• _WHAT YOU NEED TO DO_: Review the listing and copy each line that holds the word "spec".
# # # #
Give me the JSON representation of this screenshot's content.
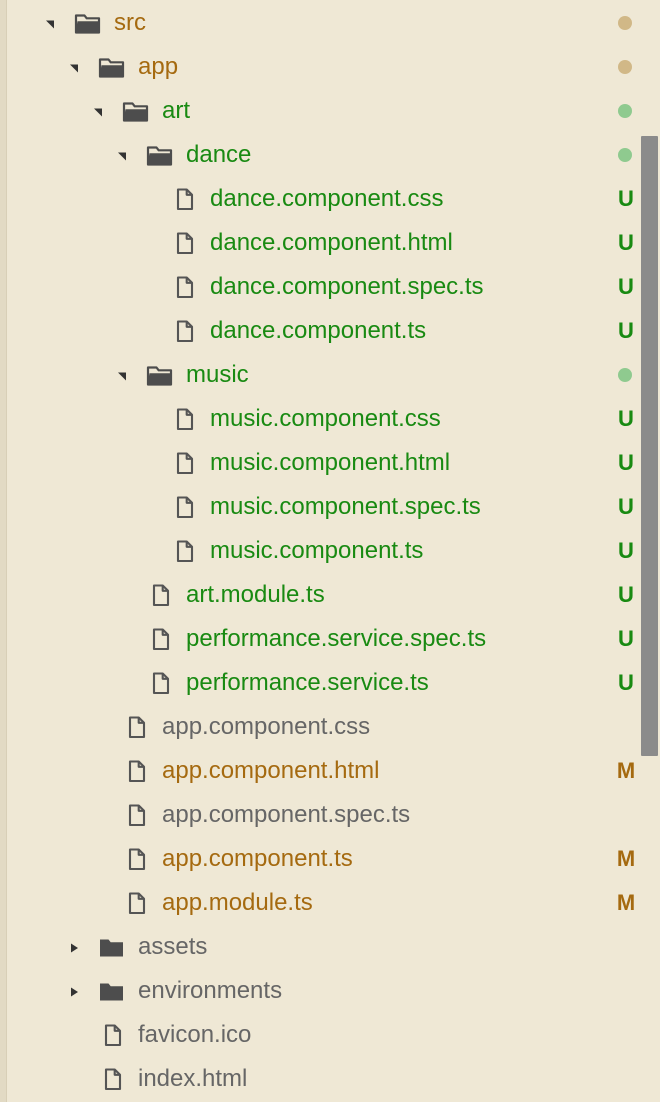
{
  "colors": {
    "background": "#efe8d5",
    "untracked": "#198a12",
    "modified": "#a56a10",
    "normal": "#666666",
    "folder_icon": "#4d4d4d",
    "file_icon": "#555555",
    "dot_modified": "#d1b887",
    "dot_untracked": "#8fca8f"
  },
  "tree": [
    {
      "label": "src",
      "type": "folder",
      "expanded": true,
      "depth": 0,
      "color": "#a56a10",
      "status": "",
      "status_kind": "dot-modified"
    },
    {
      "label": "app",
      "type": "folder",
      "expanded": true,
      "depth": 1,
      "color": "#a56a10",
      "status": "",
      "status_kind": "dot-modified"
    },
    {
      "label": "art",
      "type": "folder",
      "expanded": true,
      "depth": 2,
      "color": "#198a12",
      "status": "",
      "status_kind": "dot-untracked"
    },
    {
      "label": "dance",
      "type": "folder",
      "expanded": true,
      "depth": 3,
      "color": "#198a12",
      "status": "",
      "status_kind": "dot-untracked"
    },
    {
      "label": "dance.component.css",
      "type": "file",
      "depth": 4,
      "color": "#198a12",
      "status": "U",
      "status_kind": "letter-untracked"
    },
    {
      "label": "dance.component.html",
      "type": "file",
      "depth": 4,
      "color": "#198a12",
      "status": "U",
      "status_kind": "letter-untracked"
    },
    {
      "label": "dance.component.spec.ts",
      "type": "file",
      "depth": 4,
      "color": "#198a12",
      "status": "U",
      "status_kind": "letter-untracked"
    },
    {
      "label": "dance.component.ts",
      "type": "file",
      "depth": 4,
      "color": "#198a12",
      "status": "U",
      "status_kind": "letter-untracked"
    },
    {
      "label": "music",
      "type": "folder",
      "expanded": true,
      "depth": 3,
      "color": "#198a12",
      "status": "",
      "status_kind": "dot-untracked"
    },
    {
      "label": "music.component.css",
      "type": "file",
      "depth": 4,
      "color": "#198a12",
      "status": "U",
      "status_kind": "letter-untracked"
    },
    {
      "label": "music.component.html",
      "type": "file",
      "depth": 4,
      "color": "#198a12",
      "status": "U",
      "status_kind": "letter-untracked"
    },
    {
      "label": "music.component.spec.ts",
      "type": "file",
      "depth": 4,
      "color": "#198a12",
      "status": "U",
      "status_kind": "letter-untracked"
    },
    {
      "label": "music.component.ts",
      "type": "file",
      "depth": 4,
      "color": "#198a12",
      "status": "U",
      "status_kind": "letter-untracked"
    },
    {
      "label": "art.module.ts",
      "type": "file",
      "depth": 3,
      "color": "#198a12",
      "status": "U",
      "status_kind": "letter-untracked"
    },
    {
      "label": "performance.service.spec.ts",
      "type": "file",
      "depth": 3,
      "color": "#198a12",
      "status": "U",
      "status_kind": "letter-untracked"
    },
    {
      "label": "performance.service.ts",
      "type": "file",
      "depth": 3,
      "color": "#198a12",
      "status": "U",
      "status_kind": "letter-untracked"
    },
    {
      "label": "app.component.css",
      "type": "file",
      "depth": 2,
      "color": "#666666",
      "status": "",
      "status_kind": "none"
    },
    {
      "label": "app.component.html",
      "type": "file",
      "depth": 2,
      "color": "#a56a10",
      "status": "M",
      "status_kind": "letter-modified"
    },
    {
      "label": "app.component.spec.ts",
      "type": "file",
      "depth": 2,
      "color": "#666666",
      "status": "",
      "status_kind": "none"
    },
    {
      "label": "app.component.ts",
      "type": "file",
      "depth": 2,
      "color": "#a56a10",
      "status": "M",
      "status_kind": "letter-modified"
    },
    {
      "label": "app.module.ts",
      "type": "file",
      "depth": 2,
      "color": "#a56a10",
      "status": "M",
      "status_kind": "letter-modified"
    },
    {
      "label": "assets",
      "type": "folder",
      "expanded": false,
      "depth": 1,
      "color": "#666666",
      "status": "",
      "status_kind": "none"
    },
    {
      "label": "environments",
      "type": "folder",
      "expanded": false,
      "depth": 1,
      "color": "#666666",
      "status": "",
      "status_kind": "none"
    },
    {
      "label": "favicon.ico",
      "type": "file",
      "depth": 1,
      "color": "#666666",
      "status": "",
      "status_kind": "none"
    },
    {
      "label": "index.html",
      "type": "file",
      "depth": 1,
      "color": "#666666",
      "status": "",
      "status_kind": "none"
    }
  ]
}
# # # #
• _FULL SOLUTION_:
      "label": "dance.component.spec.ts",
      "label": "music.component.spec.ts",
      "label": "performance.service.spec.ts",
      "label": "app.component.spec.ts",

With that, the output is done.